Transcribe all of the records word for word, but omit the pictures.

════════════════

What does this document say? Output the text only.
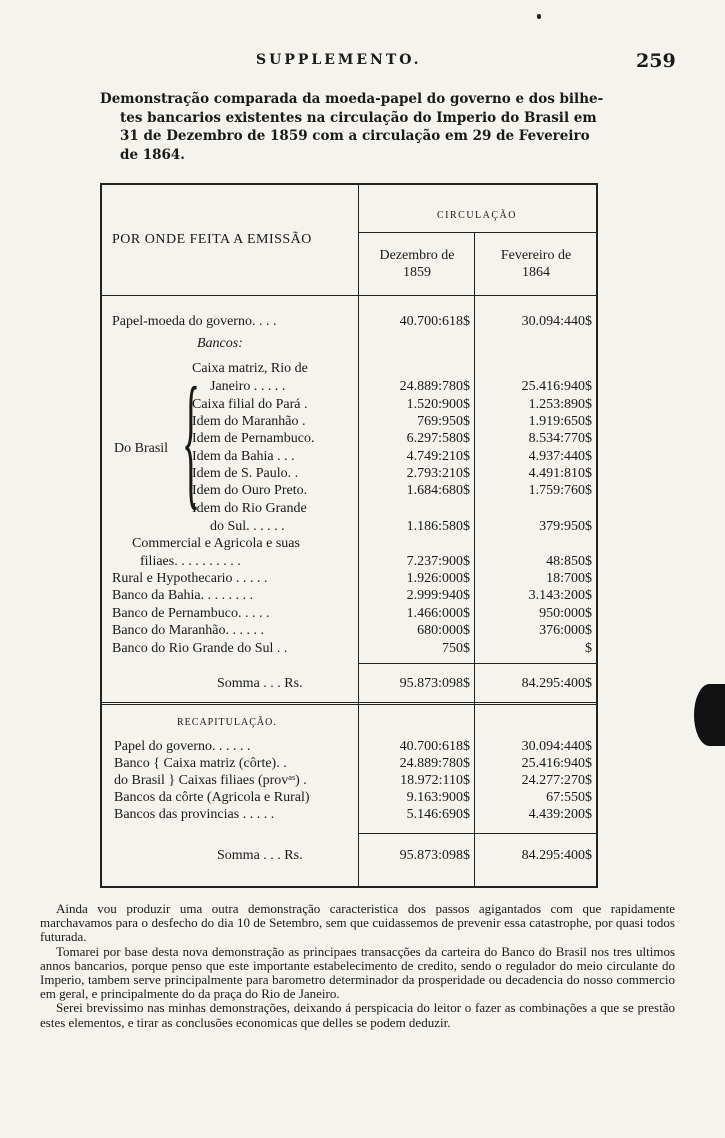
SUPPLEMENTO.	259
Demonstração comparada da moeda-papel do governo e dos bilhe-
tes bancarios existentes na circulação do Imperio do Brasil em
31 de Dezembro de 1859 com a circulação em 29 de Fevereiro
de 1864.
POR ONDE FEITA A EMISSÃO
CIRCULAÇÃO
Dezembro de
1859
Fevereiro de
1864
Papel-moeda do governo. . . .	40.700:618$	30.094:440$
Bancos:
Caixa matriz, Rio de
Janeiro . . . . .	24.889:780$	25.416:940$
Caixa filial do Pará .	1.520:900$	1.253:890$
Idem do Maranhão .	769:950$	1.919:650$
Idem de Pernambuco.	6.297:580$	8.534:770$
Idem da Bahia . . .	4.749:210$	4.937:440$
Idem de S. Paulo. .	2.793:210$	4.491:810$
Idem do Ouro Preto.	1.684:680$	1.759:760$
Idem do Rio Grande
do Sul. . . . . .	1.186:580$	379:950$
Commercial e Agricola e suas
filiaes. . . . . . . . . .	7.237:900$	48:850$
Rural e Hypothecario . . . . .	1.926:000$	18:700$
Banco da Bahia. . . . . . . .	2.999:940$	3.143:200$
Banco de Pernambuco. . . . .	1.466:000$	950:000$
Banco do Maranhão. . . . . .	680:000$	376:000$
Banco do Rio Grande do Sul . .	750$	$
Do Brasil {
Somma . . . Rs.	95.873:098$	84.295:400$
RECAPITULAÇÃO.
Papel do governo. . . . . .	40.700:618$	30.094:440$
Banco { Caixa matriz (côrte). .	24.889:780$	25.416:940$
do Brasil } Caixas filiaes (provᵃˢ) .	18.972:110$	24.277:270$
Bancos da côrte (Agricola e Rural)	9.163:900$	67:550$
Bancos das provincias . . . . .	5.146:690$	4.439:200$
Somma . . . Rs.	95.873:098$	84.295:400$

Ainda vou produzir uma outra demonstração caracteristica dos passos agigantados com que rapidamente marchavamos para o desfecho do dia 10 de Setembro, sem que cuidassemos de prevenir essa catastrophe, por quasi todos futurada.

Tomarei por base desta nova demonstração as principaes transacções da carteira do Banco do Brasil nos tres ultimos annos bancarios, porque penso que este importante estabelecimento de credito, sendo o regulador do meio circulante do Imperio, tambem serve principalmente para barometro determinador da prosperidade ou decadencia do nosso commercio em geral, e principalmente do da praça do Rio de Janeiro.

Serei brevissimo nas minhas demonstrações, deixando á perspicacia do leitor o fazer as combinações a que se prestão estes elementos, e tirar as conclusões economicas que delles se podem deduzir.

════════════════

● Expected answer
What does this document say? Output the text only.
SUPPLEMENTO.	259
Demonstração comparada da moeda-papel do governo e dos bilhe-
tes bancarios existentes na circulação do Imperio do Brasil em
31 de Dezembro de 1859 com a circulação em 29 de Fevereiro
de 1864.
POR ONDE FEITA A EMISSÃO
CIRCULAÇÃO
Dezembro de
1859
Fevereiro de
1864
Papel-moeda do governo. . . .	40.700:618$	30.094:440$
Bancos:
Caixa matriz, Rio de
Janeiro . . . . .	24.889:780$	25.416:940$
Caixa filial do Pará .	1.520:900$	1.253:890$
Idem do Maranhão .	769:950$	1.919:650$
Idem de Pernambuco.	6.297:580$	8.534:770$
Idem da Bahia . . .	4.749:210$	4.937:440$
Idem de S. Paulo. .	2.793:210$	4.491:810$
Idem do Ouro Preto.	1.684:680$	1.759:760$
Idem do Rio Grande
do Sul. . . . . .	1.186:580$	379:950$
Commercial e Agricola e suas
filiaes. . . . . . . . . .	7.237:900$	48:850$
Rural e Hypothecario . . . . .	1.926:000$	18:700$
Banco da Bahia. . . . . . . .	2.999:940$	3.143:200$
Banco de Pernambuco. . . . .	1.466:000$	950:000$
Banco do Maranhão. . . . . .	680:000$	376:000$
Banco do Rio Grande do Sul . .	750$	$
Do Brasil {
Somma . . . Rs.	95.873:098$	84.295:400$
RECAPITULAÇÃO.
Papel do governo. . . . . .	40.700:618$	30.094:440$
Banco { Caixa matriz (côrte). .	24.889:780$	25.416:940$
do Brasil } Caixas filiaes (provᵃˢ) .	18.972:110$	24.277:270$
Bancos da côrte (Agricola e Rural)	9.163:900$	67:550$
Bancos das provincias . . . . .	5.146:690$	4.439:200$
Somma . . . Rs.	95.873:098$	84.295:400$

Ainda vou produzir uma outra demonstração caracteristica dos passos agigantados com que rapidamente marchavamos para o desfecho do dia 10 de Setembro, sem que cuidassemos de prevenir essa catastrophe, por quasi todos futurada.

Tomarei por base desta nova demonstração as principaes transacções da carteira do Banco do Brasil nos tres ultimos annos bancarios, porque penso que este importante estabelecimento de credito, sendo o regulador do meio circulante do Imperio, tambem serve principalmente para barometro determinador da prosperidade ou decadencia do nosso commercio em geral, e principalmente do da praça do Rio de Janeiro.

Serei brevissimo nas minhas demonstrações, deixando á perspicacia do leitor o fazer as combinações a que se prestão estes elementos, e tirar as conclusões economicas que delles se podem deduzir.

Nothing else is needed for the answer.